#### [Aim]
Count the lines containing "date" in the entries underneath, and state that count without anything else.

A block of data
:::

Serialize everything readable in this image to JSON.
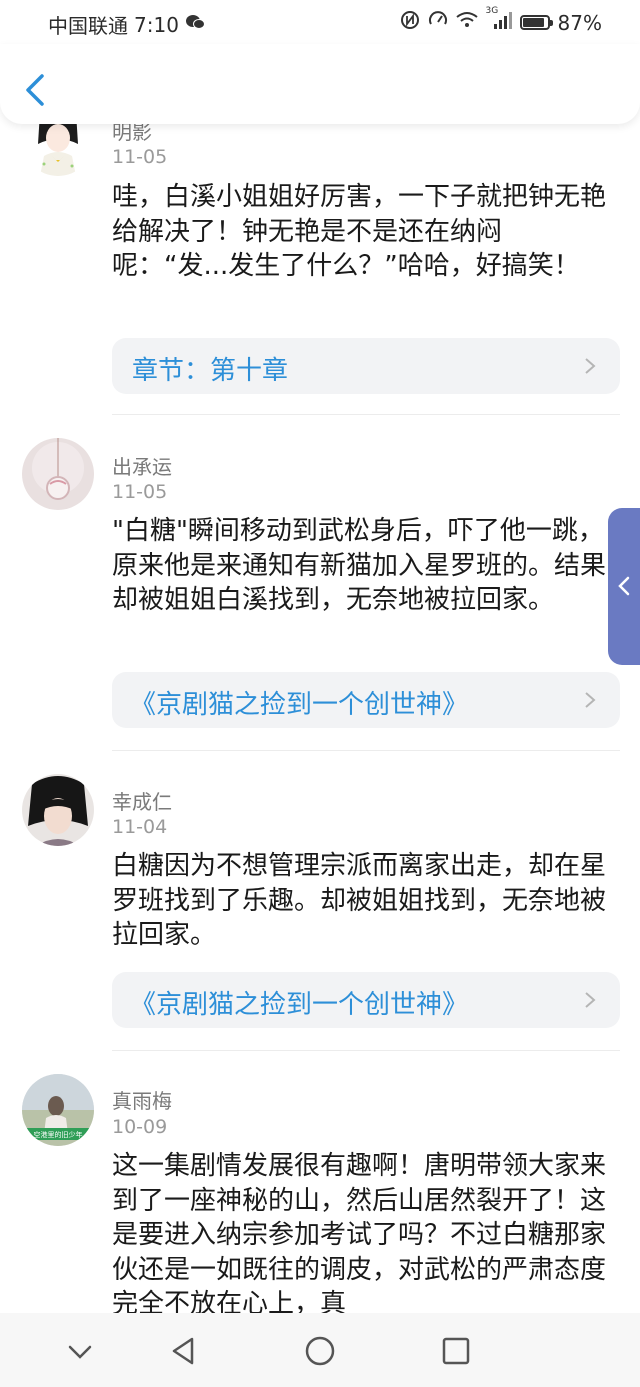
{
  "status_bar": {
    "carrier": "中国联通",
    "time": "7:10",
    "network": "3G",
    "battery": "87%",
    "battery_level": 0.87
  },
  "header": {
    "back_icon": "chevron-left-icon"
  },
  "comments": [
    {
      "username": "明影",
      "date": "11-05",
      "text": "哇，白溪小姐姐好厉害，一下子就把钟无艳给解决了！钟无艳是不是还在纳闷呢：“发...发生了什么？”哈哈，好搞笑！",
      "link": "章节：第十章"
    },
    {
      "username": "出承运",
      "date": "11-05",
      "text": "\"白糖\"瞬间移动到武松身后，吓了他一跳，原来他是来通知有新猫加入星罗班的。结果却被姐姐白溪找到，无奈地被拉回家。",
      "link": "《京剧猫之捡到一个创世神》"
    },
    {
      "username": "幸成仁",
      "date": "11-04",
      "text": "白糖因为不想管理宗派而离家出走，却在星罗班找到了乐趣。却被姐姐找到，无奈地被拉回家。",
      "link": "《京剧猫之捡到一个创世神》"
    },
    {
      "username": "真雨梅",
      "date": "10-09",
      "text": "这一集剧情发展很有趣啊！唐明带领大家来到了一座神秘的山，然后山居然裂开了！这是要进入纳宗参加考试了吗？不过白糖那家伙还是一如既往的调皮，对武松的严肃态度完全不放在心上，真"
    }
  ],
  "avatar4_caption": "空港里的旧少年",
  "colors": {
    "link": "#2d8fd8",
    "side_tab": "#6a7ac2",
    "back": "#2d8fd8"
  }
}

:::

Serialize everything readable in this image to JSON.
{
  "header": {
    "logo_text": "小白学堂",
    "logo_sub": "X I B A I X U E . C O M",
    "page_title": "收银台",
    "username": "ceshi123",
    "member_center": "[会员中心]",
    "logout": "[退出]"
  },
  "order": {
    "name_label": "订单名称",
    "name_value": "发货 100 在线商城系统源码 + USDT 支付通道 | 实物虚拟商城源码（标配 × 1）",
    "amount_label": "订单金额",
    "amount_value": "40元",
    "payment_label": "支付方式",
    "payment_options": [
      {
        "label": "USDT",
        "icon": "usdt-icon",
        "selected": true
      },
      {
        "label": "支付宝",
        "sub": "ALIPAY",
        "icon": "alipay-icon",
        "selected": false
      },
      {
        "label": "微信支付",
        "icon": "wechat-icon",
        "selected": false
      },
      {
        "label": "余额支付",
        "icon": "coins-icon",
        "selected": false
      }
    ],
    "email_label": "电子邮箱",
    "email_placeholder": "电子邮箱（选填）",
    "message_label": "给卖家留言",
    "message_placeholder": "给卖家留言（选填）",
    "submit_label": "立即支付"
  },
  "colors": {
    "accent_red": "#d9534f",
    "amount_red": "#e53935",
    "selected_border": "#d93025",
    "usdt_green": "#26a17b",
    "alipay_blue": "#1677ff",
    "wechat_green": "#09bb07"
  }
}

:::

#### [Answer in full]
4